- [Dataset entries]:

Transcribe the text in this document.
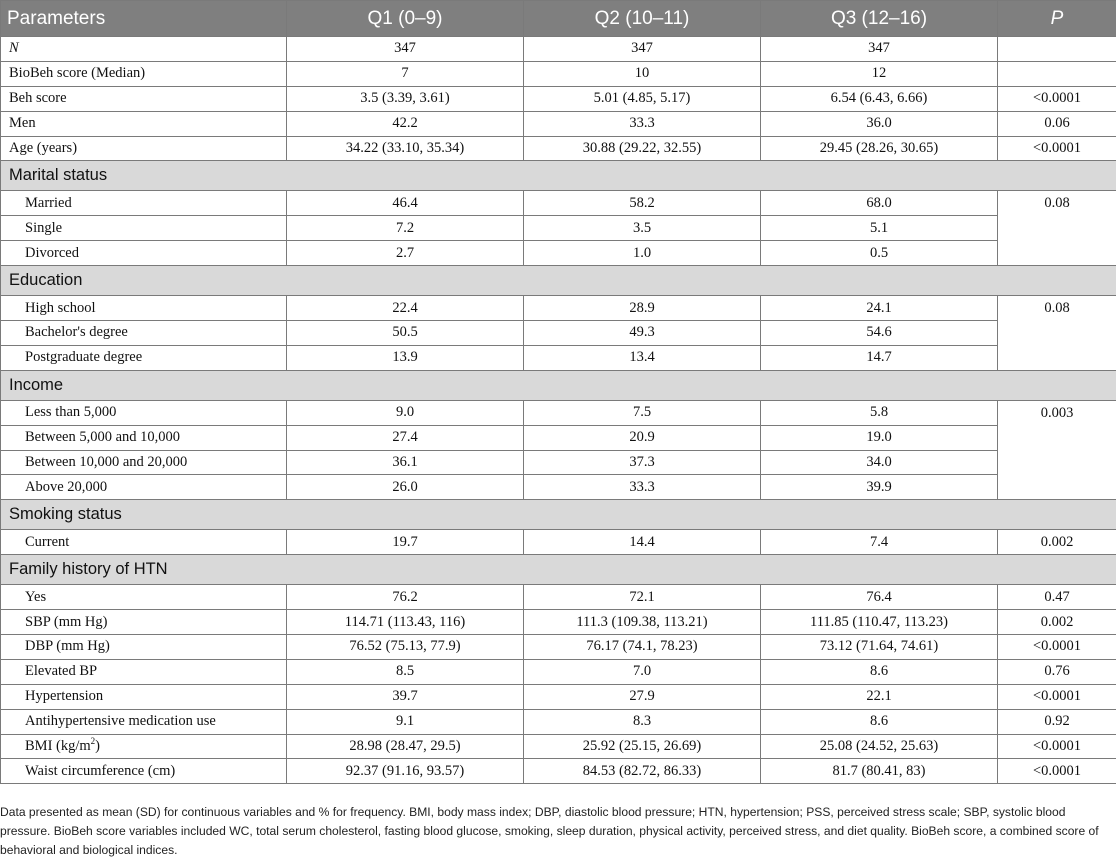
Parameters	Q1 (0–9)	Q2 (10–11)	Q3 (12–16)	P
N	347	347	347	
BioBeh score (Median)	7	10	12	
Beh score	3.5 (3.39, 3.61)	5.01 (4.85, 5.17)	6.54 (6.43, 6.66)	<0.0001
Men	42.2	33.3	36.0	0.06
Age (years)	34.22 (33.10, 35.34)	30.88 (29.22, 32.55)	29.45 (28.26, 30.65)	<0.0001
Marital status				
Married	46.4	58.2	68.0	0.08
Single	7.2	3.5	5.1	
Divorced	2.7	1.0	0.5	
Education				
High school	22.4	28.9	24.1	0.08
Bachelor's degree	50.5	49.3	54.6	
Postgraduate degree	13.9	13.4	14.7	
Income				
Less than 5,000	9.0	7.5	5.8	0.003
Between 5,000 and 10,000	27.4	20.9	19.0	
Between 10,000 and 20,000	36.1	37.3	34.0	
Above 20,000	26.0	33.3	39.9	
Smoking status				
Current	19.7	14.4	7.4	0.002
Family history of HTN				
Yes	76.2	72.1	76.4	0.47
SBP (mm Hg)	114.71 (113.43, 116)	111.3 (109.38, 113.21)	111.85 (110.47, 113.23)	0.002
DBP (mm Hg)	76.52 (75.13, 77.9)	76.17 (74.1, 78.23)	73.12 (71.64, 74.61)	<0.0001
Elevated BP	8.5	7.0	8.6	0.76
Hypertension	39.7	27.9	22.1	<0.0001
Antihypertensive medication use	9.1	8.3	8.6	0.92
BMI $(kg/m^2)$	28.98 (28.47, 29.5)	25.92 (25.15, 26.69)	25.08 (24.52, 25.63)	<0.0001
Waist circumference (cm)	92.37 (91.16, 93.57)	84.53 (82.72, 86.33)	81.7 (80.41, 83)	<0.0001
Data presented as mean (SD) for continuous variables and % for frequency. BMI, body mass index; DBP, diastolic blood pressure; HTN, hypertension; PSS, perceived stress scale; SBP, systolic blood pressure. BioBeh score variables included WC, total serum cholesterol, fasting blood glucose, smoking, sleep duration, physical activity, perceived stress, and diet quality. BioBeh score, a combined score of behavioral and biological indices.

- [What is asked]: Read the entries and pick out all lines that include the word "Between".

- [Written solution]:
Between 5,000 and 10,000	27.4	20.9	19.0	
Between 10,000 and 20,000	36.1	37.3	34.0	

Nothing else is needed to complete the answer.